▸ Instructions for the task
Select all lines holding the word "Финансовое" from the entries that follow.

↓

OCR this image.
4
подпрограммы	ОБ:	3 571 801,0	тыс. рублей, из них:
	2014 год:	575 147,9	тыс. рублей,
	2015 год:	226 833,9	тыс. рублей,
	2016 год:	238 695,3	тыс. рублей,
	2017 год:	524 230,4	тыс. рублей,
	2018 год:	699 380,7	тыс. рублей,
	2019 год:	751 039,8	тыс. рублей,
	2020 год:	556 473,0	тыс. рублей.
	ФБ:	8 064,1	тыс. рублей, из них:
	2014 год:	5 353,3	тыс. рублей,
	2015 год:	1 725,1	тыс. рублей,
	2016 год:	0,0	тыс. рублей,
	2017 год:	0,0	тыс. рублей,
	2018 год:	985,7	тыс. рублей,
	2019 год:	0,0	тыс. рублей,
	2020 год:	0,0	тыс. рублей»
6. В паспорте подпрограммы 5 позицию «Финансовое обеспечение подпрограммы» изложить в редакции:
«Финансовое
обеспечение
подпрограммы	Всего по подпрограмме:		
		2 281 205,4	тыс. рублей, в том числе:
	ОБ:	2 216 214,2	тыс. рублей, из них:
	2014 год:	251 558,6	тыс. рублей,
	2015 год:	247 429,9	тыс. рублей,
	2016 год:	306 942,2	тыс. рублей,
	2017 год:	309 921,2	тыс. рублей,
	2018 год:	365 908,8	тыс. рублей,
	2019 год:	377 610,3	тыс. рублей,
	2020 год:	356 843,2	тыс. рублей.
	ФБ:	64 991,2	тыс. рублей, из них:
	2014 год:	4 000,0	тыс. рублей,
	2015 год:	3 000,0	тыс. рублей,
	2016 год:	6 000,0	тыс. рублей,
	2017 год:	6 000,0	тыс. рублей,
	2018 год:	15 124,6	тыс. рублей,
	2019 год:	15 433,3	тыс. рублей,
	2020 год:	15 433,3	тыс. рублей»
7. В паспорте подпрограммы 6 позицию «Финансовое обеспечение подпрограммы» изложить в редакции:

↑

▸ Response to this task
6. В паспорте подпрограммы 5 позицию «Финансовое обеспечение подпрограммы» изложить в редакции:
«Финансовое
7. В паспорте подпрограммы 6 позицию «Финансовое обеспечение подпрограммы» изложить в редакции:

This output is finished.